━━ Provided records
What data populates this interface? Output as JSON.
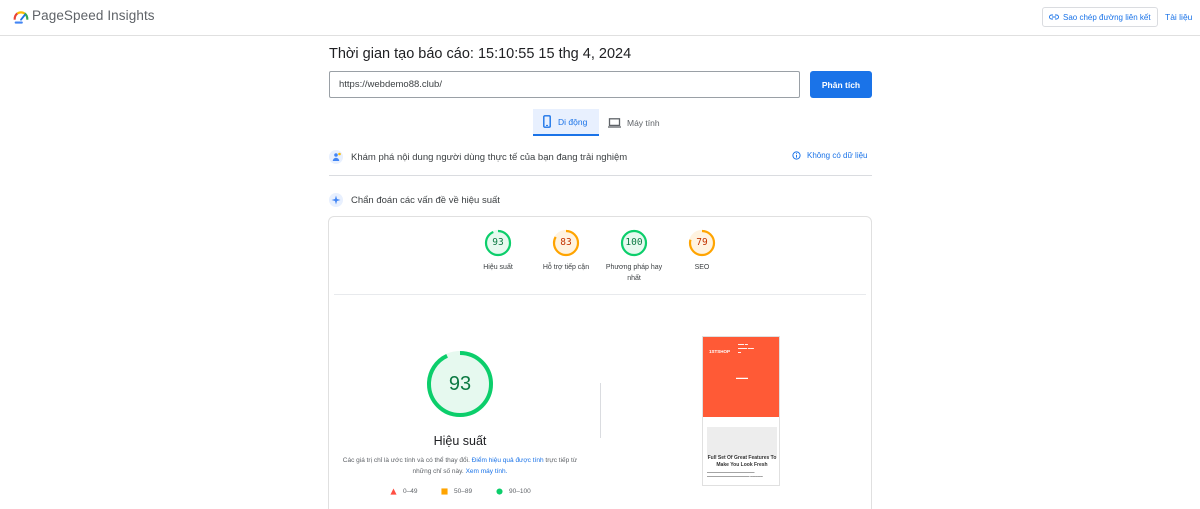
{
  "header": {
    "brand": "PageSpeed Insights",
    "copy_link_label": "Sao chép đường liên kết",
    "docs_label": "Tài liệu",
    "brand_colors": [
      "#ea4335",
      "#fbbc04",
      "#34a853",
      "#4285f4"
    ]
  },
  "report": {
    "title": "Thời gian tạo báo cáo: 15:10:55 15 thg 4, 2024",
    "url_value": "https://webdemo88.club/",
    "analyze_label": "Phân tích"
  },
  "tabs": [
    {
      "label": "Di động",
      "icon": "mobile-icon",
      "active": true
    },
    {
      "label": "Máy tính",
      "icon": "laptop-icon",
      "active": false
    }
  ],
  "field_data": {
    "label": "Khám phá nội dung người dùng thực tế của bạn đang trải nghiệm",
    "no_data_label": "Không có dữ liệu"
  },
  "diagnose": {
    "label": "Chẩn đoán các vấn đề về hiệu suất"
  },
  "scores": [
    {
      "value": 93,
      "label": "Hiệu suất",
      "status": "pass"
    },
    {
      "value": 83,
      "label": "Hỗ trợ tiếp cận",
      "status": "average"
    },
    {
      "value": 100,
      "label": "Phương pháp hay nhất",
      "status": "pass"
    },
    {
      "value": 79,
      "label": "SEO",
      "status": "average"
    }
  ],
  "performance": {
    "score": 93,
    "label": "Hiệu suất",
    "note_prefix": "Các giá trị chỉ là ước tính và có thể thay đổi.",
    "note_link1": "Điểm hiệu quả được tính",
    "note_middle": "trực tiếp từ những chỉ số này.",
    "note_link2": "Xem máy tính."
  },
  "legend": [
    {
      "range": "0–49",
      "shape": "triangle",
      "color": "#ff4e42"
    },
    {
      "range": "50–89",
      "shape": "square",
      "color": "#ffa400"
    },
    {
      "range": "90–100",
      "shape": "circle",
      "color": "#0cce6b"
    }
  ],
  "colors": {
    "accent": "#1a73e8",
    "pass": "#0cce6b",
    "pass_text": "#0c7a43",
    "pass_bg": "#e6f9ef",
    "average": "#ffa400",
    "average_text": "#c33300",
    "average_bg": "#fff3e0"
  },
  "screenshot": {
    "logo": "1STSHOP",
    "headline": "Full Set Of Great Features To Make You Look Fresh"
  }
}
━━━━
Direction
Gather all lines from the records above in which "liệu" appears.

Answer below
    "docs_label": "Tài liệu",
    "no_data_label": "Không có dữ liệu"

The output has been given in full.